*Task description*. What's needed is an exact copy of the lines from the one that contains "Give me the JSON representation of this screenshot's content." to the end of the data below, leaving the pictures out.

START Record set

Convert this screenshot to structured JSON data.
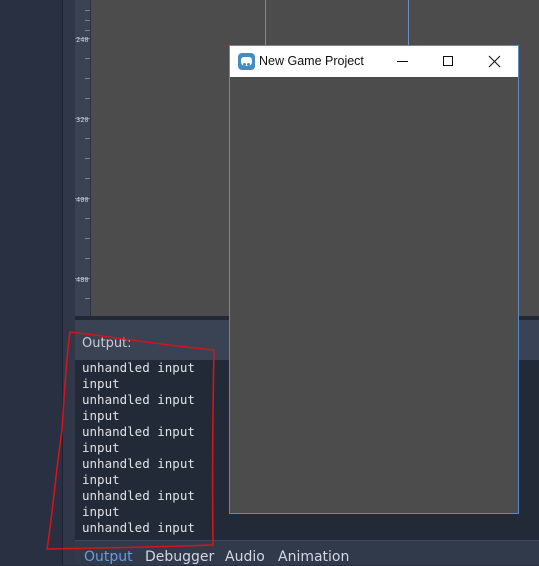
{
  "ruler": {
    "labels": [
      "240",
      "320",
      "400",
      "480"
    ]
  },
  "output_panel": {
    "label": "Output:",
    "log_text": "unhandled input\ninput\nunhandled input\ninput\nunhandled input\ninput\nunhandled input\ninput\nunhandled input\ninput\nunhandled input"
  },
  "bottom_tabs": [
    {
      "label": "Output",
      "active": true
    },
    {
      "label": "Debugger",
      "active": false
    },
    {
      "label": "Audio",
      "active": false
    },
    {
      "label": "Animation",
      "active": false
    }
  ],
  "game_window": {
    "title": "New Game Project",
    "icon": "godot-icon",
    "controls": [
      "minimize-icon",
      "maximize-icon",
      "close-icon"
    ]
  },
  "colors": {
    "accent": "#6a9ae8",
    "annotation": "#d4141c",
    "viewport": "#4c4c4c",
    "window_border": "#5a8ac4"
  }
}
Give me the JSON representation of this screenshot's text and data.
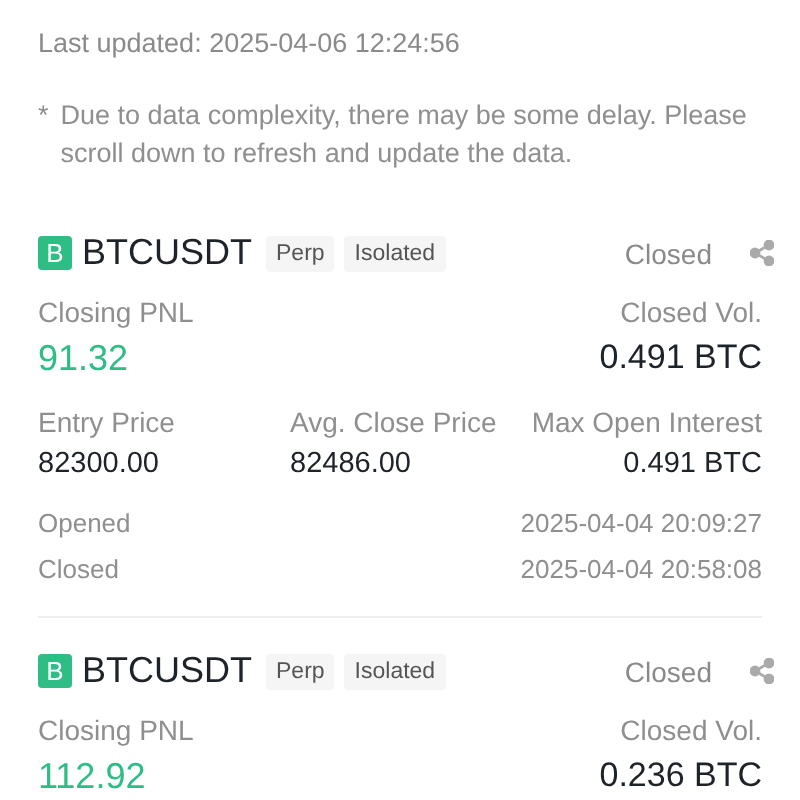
{
  "last_updated": "Last updated: 2025-04-06 12:24:56",
  "notice": {
    "mark": "*",
    "text": "Due to data complexity, there may be some delay. Please scroll down to refresh and update the data."
  },
  "positions": [
    {
      "side_badge": "B",
      "symbol": "BTCUSDT",
      "tags": [
        "Perp",
        "Isolated"
      ],
      "status": "Closed",
      "pnl_label": "Closing PNL",
      "pnl": "91.32",
      "vol_label": "Closed Vol.",
      "vol": "0.491 BTC",
      "details": [
        {
          "label": "Entry Price",
          "value": "82300.00"
        },
        {
          "label": "Avg. Close Price",
          "value": "82486.00"
        },
        {
          "label": "Max Open Interest",
          "value": "0.491 BTC"
        }
      ],
      "times": [
        {
          "label": "Opened",
          "value": "2025-04-04 20:09:27"
        },
        {
          "label": "Closed",
          "value": "2025-04-04 20:58:08"
        }
      ]
    },
    {
      "side_badge": "B",
      "symbol": "BTCUSDT",
      "tags": [
        "Perp",
        "Isolated"
      ],
      "status": "Closed",
      "pnl_label": "Closing PNL",
      "pnl": "112.92",
      "vol_label": "Closed Vol.",
      "vol": "0.236 BTC"
    }
  ]
}
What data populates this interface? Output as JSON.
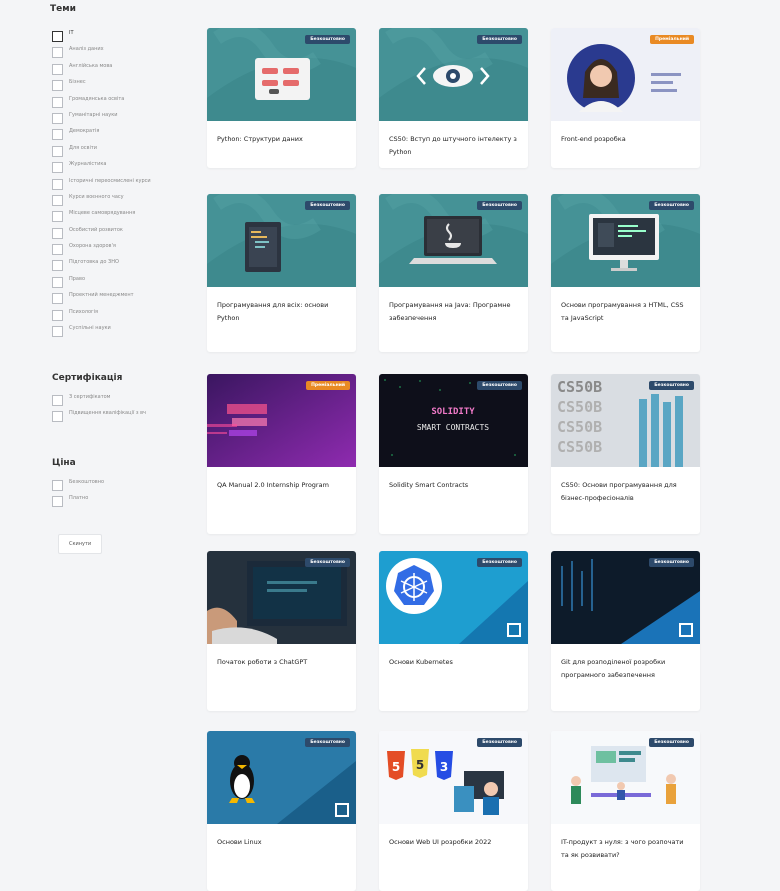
{
  "sidebar": {
    "topics_title": "Теми",
    "topics": [
      "IT",
      "Аналіз даних",
      "Англійська мова",
      "Бізнес",
      "Громадянська освіта",
      "Гуманітарні науки",
      "Демократія",
      "Для освіти",
      "Журналістика",
      "Історичні переосмислені курси",
      "Курси воєнного часу",
      "Місцеве самоврядування",
      "Особистий розвиток",
      "Охорона здоров'я",
      "Підготовка до ЗНО",
      "Право",
      "Проектний менеджмент",
      "Психологія",
      "Суспільні науки"
    ],
    "cert_title": "Сертифікація",
    "cert_options": [
      "З сертифікатом",
      "Підвищення кваліфікації з вч"
    ],
    "price_title": "Ціна",
    "price_options": [
      "Безкоштовно",
      "Платно"
    ],
    "reset_label": "Скинути"
  },
  "colors": {
    "free_badge": "#2d4a6b",
    "premium_badge": "#e98a24",
    "teal": "#3f8a8f"
  },
  "courses": [
    {
      "title": "Python: Структури даних",
      "badge": "Безкоштовно",
      "image": "python-structures-icon"
    },
    {
      "title": "CS50: Вступ до штучного інтелекту з Python",
      "badge": "Безкоштовно",
      "image": "eye-icon"
    },
    {
      "title": "Front-end розробка",
      "badge": "Преміальний",
      "image": "instructor-portrait"
    },
    {
      "title": "Програмування для всіх: основи Python",
      "badge": "Безкоштовно",
      "image": "code-tablet-icon"
    },
    {
      "title": "Програмування на Java: Програмне забезпечення",
      "badge": "Безкоштовно",
      "image": "java-laptop-icon"
    },
    {
      "title": "Основи програмування з HTML, CSS та JavaScript",
      "badge": "Безкоштовно",
      "image": "monitor-icon"
    },
    {
      "title": "QA Manual 2.0 Internship Program",
      "badge": "Преміальний",
      "image": "qa-neon"
    },
    {
      "title": "Solidity Smart Contracts",
      "badge": "Безкоштовно",
      "image": "solidity-banner",
      "banner_line1": "SOLIDITY",
      "banner_line2": "SMART CONTRACTS"
    },
    {
      "title": "CS50: Основи програмування для бізнес-професіоналів",
      "badge": "Безкоштовно",
      "image": "cs50b-banner",
      "banner_text": "CS50B"
    },
    {
      "title": "Початок роботи з ChatGPT",
      "badge": "Безкоштовно",
      "image": "laptop-photo"
    },
    {
      "title": "Основи Kubernetes",
      "badge": "Безкоштовно",
      "image": "kubernetes-icon"
    },
    {
      "title": "Git для розподіленої розробки програмного забезпечення",
      "badge": "Безкоштовно",
      "image": "server-photo"
    },
    {
      "title": "Основи Linux",
      "badge": "Безкоштовно",
      "image": "linux-penguin-icon"
    },
    {
      "title": "Основи Web UI розробки 2022",
      "badge": "Безкоштовно",
      "image": "html-css-js-icons"
    },
    {
      "title": "IT-продукт з нуля: з чого розпочати та як розвивати?",
      "badge": "Безкоштовно",
      "image": "team-illustration"
    }
  ]
}
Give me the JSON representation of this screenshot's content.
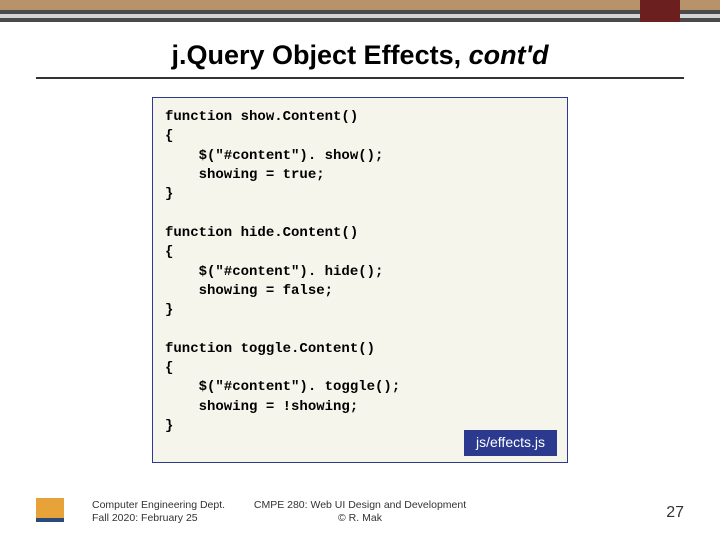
{
  "title_main": "j.Query Object Effects, ",
  "title_italic": "cont'd",
  "code": "function show.Content()\n{\n    $(\"#content\"). show();\n    showing = true;\n}\n\nfunction hide.Content()\n{\n    $(\"#content\"). hide();\n    showing = false;\n}\n\nfunction toggle.Content()\n{\n    $(\"#content\"). toggle();\n    showing = !showing;\n}",
  "file_label": "js/effects.js",
  "footer_left_line1": "Computer Engineering Dept.",
  "footer_left_line2": "Fall 2020: February 25",
  "footer_center_line1": "CMPE 280: Web UI Design and Development",
  "footer_center_line2": "© R. Mak",
  "page_number": "27"
}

END Record set

*Worked answer*.
Give me the JSON representation of this screenshot's content.
{
  "title_main": "j.Query Object Effects, ",
  "title_italic": "cont'd",
  "code": "function show.Content()\n{\n    $(\"#content\"). show();\n    showing = true;\n}\n\nfunction hide.Content()\n{\n    $(\"#content\"). hide();\n    showing = false;\n}\n\nfunction toggle.Content()\n{\n    $(\"#content\"). toggle();\n    showing = !showing;\n}",
  "file_label": "js/effects.js",
  "footer_left_line1": "Computer Engineering Dept.",
  "footer_left_line2": "Fall 2020: February 25",
  "footer_center_line1": "CMPE 280: Web UI Design and Development",
  "footer_center_line2": "© R. Mak",
  "page_number": "27"
}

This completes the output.